What needs to be done - Write out, unchanged, every line below from the first one through the line that contains "home-circle-icon — [511, 2179, 569, 2242]".

Collected data:
** Start **

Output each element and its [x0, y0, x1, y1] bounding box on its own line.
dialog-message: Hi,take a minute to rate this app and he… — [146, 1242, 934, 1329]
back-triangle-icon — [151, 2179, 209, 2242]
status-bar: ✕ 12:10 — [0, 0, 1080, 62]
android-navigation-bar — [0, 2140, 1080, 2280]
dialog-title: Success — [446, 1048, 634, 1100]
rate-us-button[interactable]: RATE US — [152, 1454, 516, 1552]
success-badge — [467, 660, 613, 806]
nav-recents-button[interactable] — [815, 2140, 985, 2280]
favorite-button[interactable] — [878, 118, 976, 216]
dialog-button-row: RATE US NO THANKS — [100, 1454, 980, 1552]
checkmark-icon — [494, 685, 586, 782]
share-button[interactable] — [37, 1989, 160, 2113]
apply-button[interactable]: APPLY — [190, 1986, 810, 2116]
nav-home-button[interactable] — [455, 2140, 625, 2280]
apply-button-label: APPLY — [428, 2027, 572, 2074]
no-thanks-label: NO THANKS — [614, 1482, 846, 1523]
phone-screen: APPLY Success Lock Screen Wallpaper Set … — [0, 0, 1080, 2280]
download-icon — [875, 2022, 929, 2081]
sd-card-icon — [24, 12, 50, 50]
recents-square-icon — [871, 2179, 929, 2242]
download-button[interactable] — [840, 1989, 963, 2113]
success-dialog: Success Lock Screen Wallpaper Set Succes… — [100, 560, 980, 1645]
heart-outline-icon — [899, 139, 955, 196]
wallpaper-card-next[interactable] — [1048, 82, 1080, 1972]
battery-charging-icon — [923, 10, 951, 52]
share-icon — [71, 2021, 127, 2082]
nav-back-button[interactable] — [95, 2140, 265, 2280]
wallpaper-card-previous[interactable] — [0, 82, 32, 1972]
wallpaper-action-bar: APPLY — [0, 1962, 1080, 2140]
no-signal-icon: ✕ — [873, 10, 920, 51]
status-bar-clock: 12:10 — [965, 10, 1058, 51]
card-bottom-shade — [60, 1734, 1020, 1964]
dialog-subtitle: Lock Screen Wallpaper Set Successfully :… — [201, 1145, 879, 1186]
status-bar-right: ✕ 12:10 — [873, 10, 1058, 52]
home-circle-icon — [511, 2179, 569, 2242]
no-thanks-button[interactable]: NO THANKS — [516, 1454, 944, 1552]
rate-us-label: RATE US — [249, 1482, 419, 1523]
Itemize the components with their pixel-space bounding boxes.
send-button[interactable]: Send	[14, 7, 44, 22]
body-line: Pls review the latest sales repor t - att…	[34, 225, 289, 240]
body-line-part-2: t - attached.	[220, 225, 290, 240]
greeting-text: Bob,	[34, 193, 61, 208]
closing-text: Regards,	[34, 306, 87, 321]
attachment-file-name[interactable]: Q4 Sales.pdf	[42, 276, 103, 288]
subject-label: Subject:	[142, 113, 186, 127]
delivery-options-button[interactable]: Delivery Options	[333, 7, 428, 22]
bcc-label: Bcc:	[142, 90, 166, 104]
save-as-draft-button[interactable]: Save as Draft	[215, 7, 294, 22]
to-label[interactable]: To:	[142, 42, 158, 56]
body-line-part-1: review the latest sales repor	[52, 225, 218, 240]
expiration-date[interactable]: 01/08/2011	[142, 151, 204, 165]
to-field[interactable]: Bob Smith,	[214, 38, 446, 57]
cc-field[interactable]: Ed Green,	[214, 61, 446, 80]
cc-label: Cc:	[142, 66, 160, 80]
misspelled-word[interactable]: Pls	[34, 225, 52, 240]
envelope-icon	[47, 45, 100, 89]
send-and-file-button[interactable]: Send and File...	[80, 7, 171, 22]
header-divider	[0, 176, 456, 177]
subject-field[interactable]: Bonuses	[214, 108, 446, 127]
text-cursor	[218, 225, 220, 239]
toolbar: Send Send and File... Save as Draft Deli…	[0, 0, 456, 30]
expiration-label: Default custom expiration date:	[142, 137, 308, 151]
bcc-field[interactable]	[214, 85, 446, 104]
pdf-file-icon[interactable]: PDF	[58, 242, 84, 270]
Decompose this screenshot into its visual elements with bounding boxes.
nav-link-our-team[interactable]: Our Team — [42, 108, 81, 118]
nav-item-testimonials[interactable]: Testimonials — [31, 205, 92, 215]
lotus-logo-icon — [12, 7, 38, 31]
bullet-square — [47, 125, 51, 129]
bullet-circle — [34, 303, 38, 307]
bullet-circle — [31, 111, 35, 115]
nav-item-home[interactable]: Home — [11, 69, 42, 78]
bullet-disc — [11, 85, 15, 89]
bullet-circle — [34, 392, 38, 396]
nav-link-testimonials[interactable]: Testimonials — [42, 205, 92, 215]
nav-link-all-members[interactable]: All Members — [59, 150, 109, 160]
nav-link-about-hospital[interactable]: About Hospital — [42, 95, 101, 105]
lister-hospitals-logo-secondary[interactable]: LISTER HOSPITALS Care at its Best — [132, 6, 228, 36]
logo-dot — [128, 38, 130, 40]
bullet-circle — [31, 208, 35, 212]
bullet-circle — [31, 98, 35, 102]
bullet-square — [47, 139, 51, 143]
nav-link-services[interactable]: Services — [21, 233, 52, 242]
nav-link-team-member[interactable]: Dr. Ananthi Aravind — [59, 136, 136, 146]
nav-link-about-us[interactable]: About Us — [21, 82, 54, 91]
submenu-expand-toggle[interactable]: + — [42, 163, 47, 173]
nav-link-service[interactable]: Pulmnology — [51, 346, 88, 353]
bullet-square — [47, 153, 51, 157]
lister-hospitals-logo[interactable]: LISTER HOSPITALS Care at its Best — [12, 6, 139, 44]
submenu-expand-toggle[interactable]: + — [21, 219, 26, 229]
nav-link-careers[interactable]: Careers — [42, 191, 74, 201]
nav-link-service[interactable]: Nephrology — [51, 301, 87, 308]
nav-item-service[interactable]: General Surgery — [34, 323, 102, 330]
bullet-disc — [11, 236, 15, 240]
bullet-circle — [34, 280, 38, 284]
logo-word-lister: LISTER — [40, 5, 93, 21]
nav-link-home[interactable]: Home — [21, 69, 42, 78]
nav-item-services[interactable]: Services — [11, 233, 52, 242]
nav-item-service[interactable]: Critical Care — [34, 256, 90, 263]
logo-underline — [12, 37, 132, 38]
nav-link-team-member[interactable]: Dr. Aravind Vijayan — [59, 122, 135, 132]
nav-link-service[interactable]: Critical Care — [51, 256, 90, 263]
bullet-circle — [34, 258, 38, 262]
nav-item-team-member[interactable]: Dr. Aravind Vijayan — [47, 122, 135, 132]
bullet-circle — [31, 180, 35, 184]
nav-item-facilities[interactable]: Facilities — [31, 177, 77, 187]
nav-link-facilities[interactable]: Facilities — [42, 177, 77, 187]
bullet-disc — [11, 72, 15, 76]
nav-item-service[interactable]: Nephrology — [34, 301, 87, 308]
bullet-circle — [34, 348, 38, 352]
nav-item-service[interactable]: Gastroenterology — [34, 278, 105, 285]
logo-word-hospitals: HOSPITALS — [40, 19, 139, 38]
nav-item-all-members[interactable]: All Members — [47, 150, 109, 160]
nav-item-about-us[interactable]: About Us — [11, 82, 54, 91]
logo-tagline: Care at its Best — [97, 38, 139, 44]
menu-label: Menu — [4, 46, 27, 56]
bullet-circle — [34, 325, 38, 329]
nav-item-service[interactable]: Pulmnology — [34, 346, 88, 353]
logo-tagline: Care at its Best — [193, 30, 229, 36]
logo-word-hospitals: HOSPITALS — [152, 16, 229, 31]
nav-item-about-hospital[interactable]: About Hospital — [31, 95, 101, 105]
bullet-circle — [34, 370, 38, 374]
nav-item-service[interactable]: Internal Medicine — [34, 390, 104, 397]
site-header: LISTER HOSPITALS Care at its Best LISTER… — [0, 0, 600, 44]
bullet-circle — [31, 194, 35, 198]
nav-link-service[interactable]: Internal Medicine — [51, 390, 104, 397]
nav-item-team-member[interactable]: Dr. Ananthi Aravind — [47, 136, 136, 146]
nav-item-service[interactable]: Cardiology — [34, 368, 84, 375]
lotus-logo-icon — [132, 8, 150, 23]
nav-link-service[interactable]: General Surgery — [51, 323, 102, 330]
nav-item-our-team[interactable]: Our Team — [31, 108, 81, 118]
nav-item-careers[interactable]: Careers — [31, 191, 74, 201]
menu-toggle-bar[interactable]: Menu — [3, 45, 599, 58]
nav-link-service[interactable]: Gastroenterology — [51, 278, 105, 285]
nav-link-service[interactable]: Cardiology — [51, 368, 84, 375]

** End **

Expected output -
Output each element and its [x0, y0, x1, y1] bounding box on its own line.
dialog-message: Hi,take a minute to rate this app and he… — [146, 1242, 934, 1329]
back-triangle-icon — [151, 2179, 209, 2242]
status-bar: ✕ 12:10 — [0, 0, 1080, 62]
android-navigation-bar — [0, 2140, 1080, 2280]
dialog-title: Success — [446, 1048, 634, 1100]
rate-us-button[interactable]: RATE US — [152, 1454, 516, 1552]
success-badge — [467, 660, 613, 806]
nav-recents-button[interactable] — [815, 2140, 985, 2280]
favorite-button[interactable] — [878, 118, 976, 216]
dialog-button-row: RATE US NO THANKS — [100, 1454, 980, 1552]
checkmark-icon — [494, 685, 586, 782]
share-button[interactable] — [37, 1989, 160, 2113]
apply-button[interactable]: APPLY — [190, 1986, 810, 2116]
nav-home-button[interactable] — [455, 2140, 625, 2280]
apply-button-label: APPLY — [428, 2027, 572, 2074]
no-thanks-label: NO THANKS — [614, 1482, 846, 1523]
phone-screen: APPLY Success Lock Screen Wallpaper Set … — [0, 0, 1080, 2280]
download-icon — [875, 2022, 929, 2081]
sd-card-icon — [24, 12, 50, 50]
recents-square-icon — [871, 2179, 929, 2242]
download-button[interactable] — [840, 1989, 963, 2113]
success-dialog: Success Lock Screen Wallpaper Set Succes… — [100, 560, 980, 1645]
heart-outline-icon — [899, 139, 955, 196]
wallpaper-card-next[interactable] — [1048, 82, 1080, 1972]
battery-charging-icon — [923, 10, 951, 52]
share-icon — [71, 2021, 127, 2082]
nav-back-button[interactable] — [95, 2140, 265, 2280]
wallpaper-card-previous[interactable] — [0, 82, 32, 1972]
wallpaper-action-bar: APPLY — [0, 1962, 1080, 2140]
no-signal-icon: ✕ — [873, 10, 920, 51]
status-bar-clock: 12:10 — [965, 10, 1058, 51]
card-bottom-shade — [60, 1734, 1020, 1964]
dialog-subtitle: Lock Screen Wallpaper Set Successfully :… — [201, 1145, 879, 1186]
status-bar-right: ✕ 12:10 — [873, 10, 1058, 52]
home-circle-icon — [511, 2179, 569, 2242]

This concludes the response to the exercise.